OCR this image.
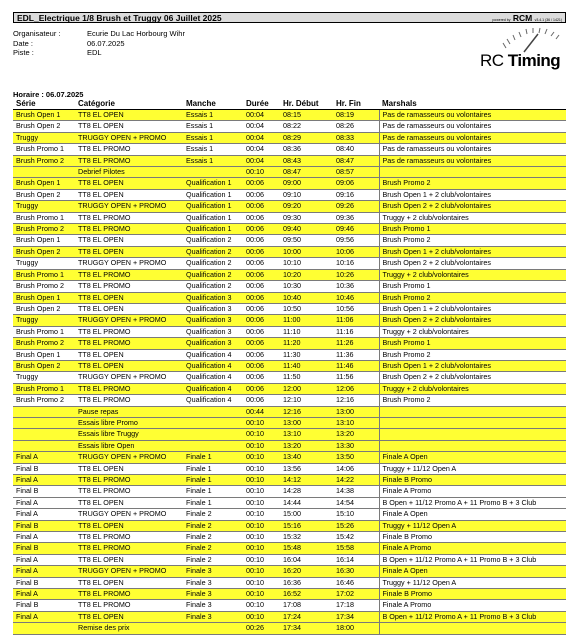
EDL_Electrique 1/8 Brush et Truggy 06 Juillet 2025	powered by RCM v3.4.1 (36 / 1421)
Organisateur :	Ecurie Du Lac Horbourg Wihr
Date :	06.07.2025
Piste :	EDL	RC Timing
Horaire : 06.07.2025
Série	Catégorie	Manche	Durée	Hr. Début	Hr. Fin	Marshals
Brush Open 1	TT8 EL OPEN	Essais 1	00:04	08:15	08:19	Pas de ramasseurs ou volontaires
Brush Open 2	TT8 EL OPEN	Essais 1	00:04	08:22	08:26	Pas de ramasseurs ou volontaires
Truggy	TRUGGY OPEN + PROMO	Essais 1	00:04	08:29	08:33	Pas de ramasseurs ou volontaires
Brush Promo 1	TT8 EL PROMO	Essais 1	00:04	08:36	08:40	Pas de ramasseurs ou volontaires
Brush Promo 2	TT8 EL PROMO	Essais 1	00:04	08:43	08:47	Pas de ramasseurs ou volontaires
	Debrief Pilotes		00:10	08:47	08:57	
Brush Open 1	TT8 EL OPEN	Qualification 1	00:06	09:00	09:06	Brush Promo 2
Brush Open 2	TT8 EL OPEN	Qualification 1	00:06	09:10	09:16	Brush Open 1 + 2 club/volontaires
Truggy	TRUGGY OPEN + PROMO	Qualification 1	00:06	09:20	09:26	Brush Open 2 + 2 club/volontaires
Brush Promo 1	TT8 EL PROMO	Qualification 1	00:06	09:30	09:36	Truggy + 2 club/volontaires
Brush Promo 2	TT8 EL PROMO	Qualification 1	00:06	09:40	09:46	Brush Promo 1
Brush Open 1	TT8 EL OPEN	Qualification 2	00:06	09:50	09:56	Brush Promo 2
Brush Open 2	TT8 EL OPEN	Qualification 2	00:06	10:00	10:06	Brush Open 1 + 2 club/volontaires
Truggy	TRUGGY OPEN + PROMO	Qualification 2	00:06	10:10	10:16	Brush Open 2 + 2 club/volontaires
Brush Promo 1	TT8 EL PROMO	Qualification 2	00:06	10:20	10:26	Truggy + 2 club/volontaires
Brush Promo 2	TT8 EL PROMO	Qualification 2	00:06	10:30	10:36	Brush Promo 1
Brush Open 1	TT8 EL OPEN	Qualification 3	00:06	10:40	10:46	Brush Promo 2
Brush Open 2	TT8 EL OPEN	Qualification 3	00:06	10:50	10:56	Brush Open 1 + 2 club/volontaires
Truggy	TRUGGY OPEN + PROMO	Qualification 3	00:06	11:00	11:06	Brush Open 2 + 2 club/volontaires
Brush Promo 1	TT8 EL PROMO	Qualification 3	00:06	11:10	11:16	Truggy + 2 club/volontaires
Brush Promo 2	TT8 EL PROMO	Qualification 3	00:06	11:20	11:26	Brush Promo 1
Brush Open 1	TT8 EL OPEN	Qualification 4	00:06	11:30	11:36	Brush Promo 2
Brush Open 2	TT8 EL OPEN	Qualification 4	00:06	11:40	11:46	Brush Open 1 + 2 club/volontaires
Truggy	TRUGGY OPEN + PROMO	Qualification 4	00:06	11:50	11:56	Brush Open 2 + 2 club/volontaires
Brush Promo 1	TT8 EL PROMO	Qualification 4	00:06	12:00	12:06	Truggy + 2 club/volontaires
Brush Promo 2	TT8 EL PROMO	Qualification 4	00:06	12:10	12:16	Brush Promo 2
	Pause repas		00:44	12:16	13:00	
	Essais libre Promo		00:10	13:00	13:10	
	Essais libre Truggy		00:10	13:10	13:20	
	Essais libre Open		00:10	13:20	13:30	
Final A	TRUGGY OPEN + PROMO	Finale 1	00:10	13:40	13:50	Finale A Open
Final B	TT8 EL OPEN	Finale 1	00:10	13:56	14:06	Truggy + 11/12 Open A
Final A	TT8 EL PROMO	Finale 1	00:10	14:12	14:22	Finale B Promo
Final B	TT8 EL PROMO	Finale 1	00:10	14:28	14:38	Finale A Promo
Final A	TT8 EL OPEN	Finale 1	00:10	14:44	14:54	B Open + 11/12 Promo A + 11 Promo B + 3 Club
Final A	TRUGGY OPEN + PROMO	Finale 2	00:10	15:00	15:10	Finale A Open
Final B	TT8 EL OPEN	Finale 2	00:10	15:16	15:26	Truggy + 11/12 Open A
Final A	TT8 EL PROMO	Finale 2	00:10	15:32	15:42	Finale B Promo
Final B	TT8 EL PROMO	Finale 2	00:10	15:48	15:58	Finale A Promo
Final A	TT8 EL OPEN	Finale 2	00:10	16:04	16:14	B Open + 11/12 Promo A + 11 Promo B + 3 Club
Final A	TRUGGY OPEN + PROMO	Finale 3	00:10	16:20	16:30	Finale A Open
Final B	TT8 EL OPEN	Finale 3	00:10	16:36	16:46	Truggy + 11/12 Open A
Final A	TT8 EL PROMO	Finale 3	00:10	16:52	17:02	Finale B Promo
Final B	TT8 EL PROMO	Finale 3	00:10	17:08	17:18	Finale A Promo
Final A	TT8 EL OPEN	Finale 3	00:10	17:24	17:34	B Open + 11/12 Promo A + 11 Promo B + 3 Club
	Remise des prix		00:26	17:34	18:00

* * *

Your goal:
Where does the word "libre" appear? Return each line that holds it.

Exercise result:
	Essais libre Promo		00:10	13:00	13:10	
	Essais libre Truggy		00:10	13:10	13:20	
	Essais libre Open		00:10	13:20	13:30	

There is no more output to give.